# Task goal:
Using the data below, copy each line that includes the word "الاقل".
+++
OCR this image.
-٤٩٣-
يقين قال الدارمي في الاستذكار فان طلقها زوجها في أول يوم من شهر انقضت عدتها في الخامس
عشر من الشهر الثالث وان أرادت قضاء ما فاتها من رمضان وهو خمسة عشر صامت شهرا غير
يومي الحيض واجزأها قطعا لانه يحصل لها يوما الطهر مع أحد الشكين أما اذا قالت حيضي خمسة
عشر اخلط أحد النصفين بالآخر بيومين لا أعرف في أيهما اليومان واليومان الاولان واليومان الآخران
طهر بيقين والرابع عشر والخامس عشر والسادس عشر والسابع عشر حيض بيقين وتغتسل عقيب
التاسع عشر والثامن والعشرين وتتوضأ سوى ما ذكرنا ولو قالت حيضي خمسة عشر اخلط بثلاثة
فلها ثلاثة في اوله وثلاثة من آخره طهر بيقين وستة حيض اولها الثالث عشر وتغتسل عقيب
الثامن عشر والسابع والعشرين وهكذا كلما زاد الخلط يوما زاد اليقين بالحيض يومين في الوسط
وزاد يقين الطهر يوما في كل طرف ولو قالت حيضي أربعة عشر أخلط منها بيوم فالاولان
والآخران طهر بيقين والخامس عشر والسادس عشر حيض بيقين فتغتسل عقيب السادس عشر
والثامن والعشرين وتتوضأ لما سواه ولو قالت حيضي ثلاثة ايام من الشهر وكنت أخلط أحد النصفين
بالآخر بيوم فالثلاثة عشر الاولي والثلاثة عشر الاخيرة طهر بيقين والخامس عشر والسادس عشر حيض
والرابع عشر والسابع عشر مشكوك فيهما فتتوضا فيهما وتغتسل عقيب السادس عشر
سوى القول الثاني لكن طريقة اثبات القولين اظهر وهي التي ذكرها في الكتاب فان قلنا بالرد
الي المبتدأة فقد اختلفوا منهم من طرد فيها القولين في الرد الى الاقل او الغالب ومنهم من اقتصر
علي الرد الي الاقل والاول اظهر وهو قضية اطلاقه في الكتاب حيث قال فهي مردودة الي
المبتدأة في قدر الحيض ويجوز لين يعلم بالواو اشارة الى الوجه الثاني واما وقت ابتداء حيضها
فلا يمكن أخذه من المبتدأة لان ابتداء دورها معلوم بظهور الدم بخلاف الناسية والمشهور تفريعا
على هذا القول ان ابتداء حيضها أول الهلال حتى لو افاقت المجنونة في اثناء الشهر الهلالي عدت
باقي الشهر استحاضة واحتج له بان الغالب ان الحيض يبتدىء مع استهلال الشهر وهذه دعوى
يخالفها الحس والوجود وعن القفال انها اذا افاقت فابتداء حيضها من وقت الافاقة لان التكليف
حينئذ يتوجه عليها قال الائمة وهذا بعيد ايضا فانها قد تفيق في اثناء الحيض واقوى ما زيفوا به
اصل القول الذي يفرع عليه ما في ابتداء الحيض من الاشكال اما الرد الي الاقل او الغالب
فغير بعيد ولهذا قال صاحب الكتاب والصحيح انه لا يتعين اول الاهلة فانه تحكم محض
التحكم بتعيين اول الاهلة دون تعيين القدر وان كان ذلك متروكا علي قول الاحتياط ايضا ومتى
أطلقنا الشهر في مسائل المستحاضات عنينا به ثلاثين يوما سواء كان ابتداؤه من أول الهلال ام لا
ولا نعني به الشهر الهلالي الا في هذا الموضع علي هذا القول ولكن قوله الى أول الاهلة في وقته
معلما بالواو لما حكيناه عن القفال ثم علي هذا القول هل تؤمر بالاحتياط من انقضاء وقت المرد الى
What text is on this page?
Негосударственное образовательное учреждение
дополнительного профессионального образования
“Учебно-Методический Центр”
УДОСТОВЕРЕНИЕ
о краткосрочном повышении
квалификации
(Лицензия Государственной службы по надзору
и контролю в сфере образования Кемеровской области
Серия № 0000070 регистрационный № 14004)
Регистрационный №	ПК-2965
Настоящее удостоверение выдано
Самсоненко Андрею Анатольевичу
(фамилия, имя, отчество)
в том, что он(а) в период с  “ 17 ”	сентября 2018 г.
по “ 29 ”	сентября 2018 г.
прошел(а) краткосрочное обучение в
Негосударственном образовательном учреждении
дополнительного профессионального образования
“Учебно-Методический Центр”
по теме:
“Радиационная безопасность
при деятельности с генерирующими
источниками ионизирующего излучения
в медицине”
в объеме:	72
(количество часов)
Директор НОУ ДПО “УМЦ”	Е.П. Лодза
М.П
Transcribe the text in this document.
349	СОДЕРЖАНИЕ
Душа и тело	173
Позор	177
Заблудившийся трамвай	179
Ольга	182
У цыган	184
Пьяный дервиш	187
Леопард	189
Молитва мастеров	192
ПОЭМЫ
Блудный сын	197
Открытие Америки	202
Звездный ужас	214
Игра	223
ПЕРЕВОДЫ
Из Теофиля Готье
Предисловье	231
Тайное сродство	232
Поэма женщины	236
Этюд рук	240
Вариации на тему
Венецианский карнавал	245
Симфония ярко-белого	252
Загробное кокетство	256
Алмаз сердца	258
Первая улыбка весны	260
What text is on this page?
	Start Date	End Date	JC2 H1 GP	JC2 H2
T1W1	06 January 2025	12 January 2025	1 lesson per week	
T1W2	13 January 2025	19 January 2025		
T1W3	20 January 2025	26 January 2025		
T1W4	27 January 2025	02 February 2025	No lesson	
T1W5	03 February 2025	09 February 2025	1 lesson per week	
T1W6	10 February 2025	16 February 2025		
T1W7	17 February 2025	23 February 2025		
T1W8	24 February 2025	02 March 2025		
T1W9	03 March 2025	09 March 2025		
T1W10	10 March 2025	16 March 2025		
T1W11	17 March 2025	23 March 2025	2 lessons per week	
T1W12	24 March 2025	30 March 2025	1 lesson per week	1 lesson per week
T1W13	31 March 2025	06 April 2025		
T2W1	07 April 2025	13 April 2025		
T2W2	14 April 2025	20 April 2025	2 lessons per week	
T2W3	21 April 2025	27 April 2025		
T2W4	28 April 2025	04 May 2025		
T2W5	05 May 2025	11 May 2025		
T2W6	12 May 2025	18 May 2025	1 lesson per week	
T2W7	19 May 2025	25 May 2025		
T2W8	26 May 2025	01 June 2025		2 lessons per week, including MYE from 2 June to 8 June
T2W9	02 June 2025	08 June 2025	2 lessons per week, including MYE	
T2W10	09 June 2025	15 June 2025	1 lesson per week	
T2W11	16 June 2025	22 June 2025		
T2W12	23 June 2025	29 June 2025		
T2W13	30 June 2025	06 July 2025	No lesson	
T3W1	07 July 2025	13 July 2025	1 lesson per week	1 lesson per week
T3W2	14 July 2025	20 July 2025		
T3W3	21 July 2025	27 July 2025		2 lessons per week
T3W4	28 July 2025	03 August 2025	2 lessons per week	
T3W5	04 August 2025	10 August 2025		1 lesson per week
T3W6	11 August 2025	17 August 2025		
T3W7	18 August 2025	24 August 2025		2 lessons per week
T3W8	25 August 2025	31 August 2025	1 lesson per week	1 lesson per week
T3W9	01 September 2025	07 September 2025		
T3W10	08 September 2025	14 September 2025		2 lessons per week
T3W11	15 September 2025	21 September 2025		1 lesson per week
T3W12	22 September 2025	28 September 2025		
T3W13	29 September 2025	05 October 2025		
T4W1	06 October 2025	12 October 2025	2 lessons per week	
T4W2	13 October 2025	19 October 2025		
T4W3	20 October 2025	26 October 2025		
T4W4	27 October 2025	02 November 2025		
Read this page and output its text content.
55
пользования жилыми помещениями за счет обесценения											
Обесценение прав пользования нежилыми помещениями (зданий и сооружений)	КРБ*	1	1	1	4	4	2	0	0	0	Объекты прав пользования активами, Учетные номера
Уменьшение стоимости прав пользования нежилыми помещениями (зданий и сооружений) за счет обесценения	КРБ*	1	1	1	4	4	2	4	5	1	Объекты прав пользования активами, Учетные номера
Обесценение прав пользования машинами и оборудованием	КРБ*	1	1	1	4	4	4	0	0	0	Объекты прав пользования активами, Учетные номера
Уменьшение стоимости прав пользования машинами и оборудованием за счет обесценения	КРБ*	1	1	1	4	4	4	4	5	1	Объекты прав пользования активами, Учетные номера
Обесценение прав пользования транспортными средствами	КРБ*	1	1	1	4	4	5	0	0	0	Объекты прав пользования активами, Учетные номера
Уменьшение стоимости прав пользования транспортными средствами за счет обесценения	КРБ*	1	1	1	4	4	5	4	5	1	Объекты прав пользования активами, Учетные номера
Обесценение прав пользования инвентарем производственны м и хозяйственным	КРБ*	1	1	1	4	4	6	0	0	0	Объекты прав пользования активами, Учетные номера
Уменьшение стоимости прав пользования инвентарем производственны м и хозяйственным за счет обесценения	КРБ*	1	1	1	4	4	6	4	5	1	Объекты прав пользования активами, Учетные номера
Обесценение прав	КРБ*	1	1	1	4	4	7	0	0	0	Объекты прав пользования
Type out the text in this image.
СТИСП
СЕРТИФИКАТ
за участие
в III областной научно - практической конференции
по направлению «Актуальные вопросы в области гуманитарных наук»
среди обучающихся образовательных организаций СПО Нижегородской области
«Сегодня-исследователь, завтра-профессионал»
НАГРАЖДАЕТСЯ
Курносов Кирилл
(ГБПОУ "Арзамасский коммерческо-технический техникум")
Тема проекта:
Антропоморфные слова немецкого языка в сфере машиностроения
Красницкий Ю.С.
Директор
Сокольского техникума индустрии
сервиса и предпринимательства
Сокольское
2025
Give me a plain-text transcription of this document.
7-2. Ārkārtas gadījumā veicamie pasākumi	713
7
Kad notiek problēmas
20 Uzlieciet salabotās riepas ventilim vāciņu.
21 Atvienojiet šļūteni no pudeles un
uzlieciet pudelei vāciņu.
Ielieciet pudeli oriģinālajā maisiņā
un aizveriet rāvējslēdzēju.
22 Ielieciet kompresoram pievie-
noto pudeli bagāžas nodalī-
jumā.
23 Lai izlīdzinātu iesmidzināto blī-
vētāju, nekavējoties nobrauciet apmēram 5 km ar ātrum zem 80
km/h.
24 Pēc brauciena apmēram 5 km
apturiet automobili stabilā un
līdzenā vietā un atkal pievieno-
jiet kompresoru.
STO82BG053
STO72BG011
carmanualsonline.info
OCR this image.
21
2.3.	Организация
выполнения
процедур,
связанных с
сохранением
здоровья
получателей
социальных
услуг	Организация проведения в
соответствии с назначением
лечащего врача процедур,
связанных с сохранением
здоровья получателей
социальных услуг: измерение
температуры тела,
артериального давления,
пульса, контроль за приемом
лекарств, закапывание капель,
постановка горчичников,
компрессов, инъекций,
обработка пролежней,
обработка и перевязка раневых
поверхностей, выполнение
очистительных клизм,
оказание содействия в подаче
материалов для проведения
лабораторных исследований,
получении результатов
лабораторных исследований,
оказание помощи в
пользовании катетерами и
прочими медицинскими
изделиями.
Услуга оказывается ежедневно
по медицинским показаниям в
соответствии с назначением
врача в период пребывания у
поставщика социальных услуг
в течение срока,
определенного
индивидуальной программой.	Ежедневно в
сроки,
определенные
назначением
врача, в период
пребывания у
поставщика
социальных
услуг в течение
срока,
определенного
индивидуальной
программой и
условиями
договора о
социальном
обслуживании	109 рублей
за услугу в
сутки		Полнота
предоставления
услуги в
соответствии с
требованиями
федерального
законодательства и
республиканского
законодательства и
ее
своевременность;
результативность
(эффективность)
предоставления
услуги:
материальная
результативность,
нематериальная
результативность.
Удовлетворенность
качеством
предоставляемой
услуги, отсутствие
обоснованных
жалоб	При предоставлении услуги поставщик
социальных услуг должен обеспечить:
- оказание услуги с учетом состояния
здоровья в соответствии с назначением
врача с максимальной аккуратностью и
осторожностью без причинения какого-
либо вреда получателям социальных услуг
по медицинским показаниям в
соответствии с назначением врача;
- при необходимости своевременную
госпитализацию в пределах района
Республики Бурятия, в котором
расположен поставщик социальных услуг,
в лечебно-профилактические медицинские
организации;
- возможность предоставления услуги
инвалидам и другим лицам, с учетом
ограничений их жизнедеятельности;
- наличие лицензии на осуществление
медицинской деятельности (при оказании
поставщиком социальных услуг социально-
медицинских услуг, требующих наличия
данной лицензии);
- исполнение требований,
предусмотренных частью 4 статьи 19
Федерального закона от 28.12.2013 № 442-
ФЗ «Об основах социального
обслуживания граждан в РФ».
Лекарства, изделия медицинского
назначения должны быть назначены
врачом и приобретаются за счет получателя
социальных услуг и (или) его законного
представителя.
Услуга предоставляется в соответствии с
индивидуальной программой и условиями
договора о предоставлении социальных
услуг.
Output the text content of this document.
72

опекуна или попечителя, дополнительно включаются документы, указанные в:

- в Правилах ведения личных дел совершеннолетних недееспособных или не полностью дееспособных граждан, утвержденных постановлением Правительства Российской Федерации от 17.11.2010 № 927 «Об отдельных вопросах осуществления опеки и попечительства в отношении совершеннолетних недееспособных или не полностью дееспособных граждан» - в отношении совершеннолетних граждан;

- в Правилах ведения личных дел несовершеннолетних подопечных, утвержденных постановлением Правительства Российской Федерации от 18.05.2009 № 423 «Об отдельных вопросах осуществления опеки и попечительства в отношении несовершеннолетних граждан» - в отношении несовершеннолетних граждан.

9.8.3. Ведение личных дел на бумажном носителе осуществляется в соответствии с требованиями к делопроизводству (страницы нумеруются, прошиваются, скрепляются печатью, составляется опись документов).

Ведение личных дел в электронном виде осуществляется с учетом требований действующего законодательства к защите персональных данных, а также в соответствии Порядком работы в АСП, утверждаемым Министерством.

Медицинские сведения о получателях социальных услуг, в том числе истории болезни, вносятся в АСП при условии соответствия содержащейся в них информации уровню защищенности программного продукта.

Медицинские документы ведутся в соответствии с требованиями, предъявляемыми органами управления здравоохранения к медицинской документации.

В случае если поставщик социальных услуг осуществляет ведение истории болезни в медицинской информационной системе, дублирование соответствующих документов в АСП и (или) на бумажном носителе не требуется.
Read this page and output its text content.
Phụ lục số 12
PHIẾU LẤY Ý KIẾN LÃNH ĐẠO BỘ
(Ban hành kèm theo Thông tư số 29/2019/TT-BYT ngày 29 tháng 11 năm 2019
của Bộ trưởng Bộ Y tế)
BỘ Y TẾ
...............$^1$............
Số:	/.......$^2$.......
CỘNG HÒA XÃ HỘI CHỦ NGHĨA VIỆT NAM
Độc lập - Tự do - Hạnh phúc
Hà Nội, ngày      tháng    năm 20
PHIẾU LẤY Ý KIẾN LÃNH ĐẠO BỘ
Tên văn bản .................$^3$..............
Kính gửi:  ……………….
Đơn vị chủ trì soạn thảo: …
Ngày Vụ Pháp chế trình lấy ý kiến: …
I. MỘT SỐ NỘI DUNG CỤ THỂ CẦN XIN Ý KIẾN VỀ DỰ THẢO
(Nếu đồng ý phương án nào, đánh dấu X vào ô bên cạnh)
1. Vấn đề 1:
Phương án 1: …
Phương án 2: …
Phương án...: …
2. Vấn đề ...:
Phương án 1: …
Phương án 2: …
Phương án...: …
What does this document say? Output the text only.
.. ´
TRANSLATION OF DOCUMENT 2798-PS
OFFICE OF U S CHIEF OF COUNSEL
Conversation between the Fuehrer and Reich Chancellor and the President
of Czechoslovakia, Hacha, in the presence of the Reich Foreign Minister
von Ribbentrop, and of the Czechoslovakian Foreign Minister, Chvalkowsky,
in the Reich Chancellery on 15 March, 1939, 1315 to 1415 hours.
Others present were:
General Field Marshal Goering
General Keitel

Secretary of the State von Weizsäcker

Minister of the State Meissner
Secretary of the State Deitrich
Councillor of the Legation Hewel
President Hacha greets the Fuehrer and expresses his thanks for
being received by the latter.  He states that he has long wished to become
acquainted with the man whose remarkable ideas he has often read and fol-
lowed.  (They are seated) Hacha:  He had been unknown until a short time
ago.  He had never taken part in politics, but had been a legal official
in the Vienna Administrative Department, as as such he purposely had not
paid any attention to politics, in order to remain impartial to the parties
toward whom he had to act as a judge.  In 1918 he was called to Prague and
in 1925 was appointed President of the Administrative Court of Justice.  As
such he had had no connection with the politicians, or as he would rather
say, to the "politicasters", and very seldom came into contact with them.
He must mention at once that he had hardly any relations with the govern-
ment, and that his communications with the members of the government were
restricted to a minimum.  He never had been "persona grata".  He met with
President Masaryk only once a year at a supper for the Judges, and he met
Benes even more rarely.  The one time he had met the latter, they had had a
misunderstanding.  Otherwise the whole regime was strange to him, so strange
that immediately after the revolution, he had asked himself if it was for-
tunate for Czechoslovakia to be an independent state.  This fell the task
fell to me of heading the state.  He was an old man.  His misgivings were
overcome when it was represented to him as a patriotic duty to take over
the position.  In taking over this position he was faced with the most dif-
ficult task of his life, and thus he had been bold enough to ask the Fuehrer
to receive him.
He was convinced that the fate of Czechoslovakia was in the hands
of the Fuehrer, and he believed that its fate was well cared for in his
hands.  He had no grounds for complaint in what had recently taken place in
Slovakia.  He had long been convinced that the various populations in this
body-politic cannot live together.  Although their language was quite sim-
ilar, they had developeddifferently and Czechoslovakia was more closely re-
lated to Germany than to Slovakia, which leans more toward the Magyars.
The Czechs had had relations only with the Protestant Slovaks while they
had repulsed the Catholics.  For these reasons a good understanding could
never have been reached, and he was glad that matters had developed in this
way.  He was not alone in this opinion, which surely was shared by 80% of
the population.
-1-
+++
# Answer in full:
الي المبتدأة فقد اختلفوا منهم من طرد فيها القولين في الرد الى الاقل او الغالب ومنهم من اقتصر
علي الرد الي الاقل والاول اظهر وهو قضية اطلاقه في الكتاب حيث قال فهي مردودة الي
اصل القول الذي يفرع عليه ما في ابتداء الحيض من الاشكال اما الرد الي الاقل او الغالب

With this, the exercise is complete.